* **Record excerpts**

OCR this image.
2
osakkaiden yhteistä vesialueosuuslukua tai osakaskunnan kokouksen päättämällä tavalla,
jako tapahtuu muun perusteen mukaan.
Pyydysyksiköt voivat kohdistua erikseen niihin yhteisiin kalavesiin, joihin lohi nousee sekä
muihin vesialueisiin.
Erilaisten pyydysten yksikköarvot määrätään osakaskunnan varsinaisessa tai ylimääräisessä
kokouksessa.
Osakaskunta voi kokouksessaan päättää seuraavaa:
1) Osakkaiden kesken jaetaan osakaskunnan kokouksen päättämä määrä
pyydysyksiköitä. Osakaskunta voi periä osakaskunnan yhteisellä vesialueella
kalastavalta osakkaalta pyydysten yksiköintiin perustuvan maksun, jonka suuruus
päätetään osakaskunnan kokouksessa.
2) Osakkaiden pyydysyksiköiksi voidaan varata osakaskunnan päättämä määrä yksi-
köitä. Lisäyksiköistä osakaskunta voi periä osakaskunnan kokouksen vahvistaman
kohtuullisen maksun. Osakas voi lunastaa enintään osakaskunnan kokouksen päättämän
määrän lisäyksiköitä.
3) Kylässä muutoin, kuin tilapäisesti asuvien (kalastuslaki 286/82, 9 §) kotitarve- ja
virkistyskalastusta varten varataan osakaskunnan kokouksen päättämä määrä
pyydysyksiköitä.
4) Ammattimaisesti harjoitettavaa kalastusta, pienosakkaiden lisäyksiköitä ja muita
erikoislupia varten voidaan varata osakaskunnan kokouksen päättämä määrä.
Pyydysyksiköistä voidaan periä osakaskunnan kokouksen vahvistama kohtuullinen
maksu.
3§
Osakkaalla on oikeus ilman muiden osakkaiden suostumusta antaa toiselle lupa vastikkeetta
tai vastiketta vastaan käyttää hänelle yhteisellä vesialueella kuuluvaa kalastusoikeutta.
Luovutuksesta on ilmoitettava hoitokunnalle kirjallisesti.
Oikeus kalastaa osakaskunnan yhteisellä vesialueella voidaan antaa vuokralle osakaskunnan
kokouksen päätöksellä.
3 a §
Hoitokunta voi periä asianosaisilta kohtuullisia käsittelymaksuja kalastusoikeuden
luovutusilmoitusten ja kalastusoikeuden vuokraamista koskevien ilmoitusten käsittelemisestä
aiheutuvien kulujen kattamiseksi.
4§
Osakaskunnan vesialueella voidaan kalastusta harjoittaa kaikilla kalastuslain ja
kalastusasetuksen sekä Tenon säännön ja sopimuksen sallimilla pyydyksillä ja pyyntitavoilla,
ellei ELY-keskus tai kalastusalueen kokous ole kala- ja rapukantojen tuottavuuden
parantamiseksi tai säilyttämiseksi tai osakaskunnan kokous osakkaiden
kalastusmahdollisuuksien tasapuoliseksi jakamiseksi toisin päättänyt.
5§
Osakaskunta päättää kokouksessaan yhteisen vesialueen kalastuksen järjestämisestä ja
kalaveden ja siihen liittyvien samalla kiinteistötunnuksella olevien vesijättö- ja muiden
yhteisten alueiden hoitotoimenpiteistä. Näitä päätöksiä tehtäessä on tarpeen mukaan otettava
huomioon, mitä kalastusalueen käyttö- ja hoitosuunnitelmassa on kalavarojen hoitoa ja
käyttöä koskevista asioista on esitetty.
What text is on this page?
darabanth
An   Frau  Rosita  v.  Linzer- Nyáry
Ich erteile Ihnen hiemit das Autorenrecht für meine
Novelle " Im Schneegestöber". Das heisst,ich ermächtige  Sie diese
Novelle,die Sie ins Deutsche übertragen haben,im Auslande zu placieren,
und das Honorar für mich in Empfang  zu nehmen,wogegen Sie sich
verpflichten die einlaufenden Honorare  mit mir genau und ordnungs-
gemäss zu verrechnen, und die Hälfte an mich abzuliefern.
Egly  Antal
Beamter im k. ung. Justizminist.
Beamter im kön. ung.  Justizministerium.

* **Directions for this task**
The lines to reproduce run from the line containing "What text is on this page?" to the end of the listing; write them out exactly and add nothing.

* **Full solution**
What text is on this page?
darabanth
An   Frau  Rosita  v.  Linzer- Nyáry
Ich erteile Ihnen hiemit das Autorenrecht für meine
Novelle " Im Schneegestöber". Das heisst,ich ermächtige  Sie diese
Novelle,die Sie ins Deutsche übertragen haben,im Auslande zu placieren,
und das Honorar für mich in Empfang  zu nehmen,wogegen Sie sich
verpflichten die einlaufenden Honorare  mit mir genau und ordnungs-
gemäss zu verrechnen, und die Hälfte an mich abzuliefern.
Egly  Antal
Beamter im k. ung. Justizminist.
Beamter im kön. ung.  Justizministerium.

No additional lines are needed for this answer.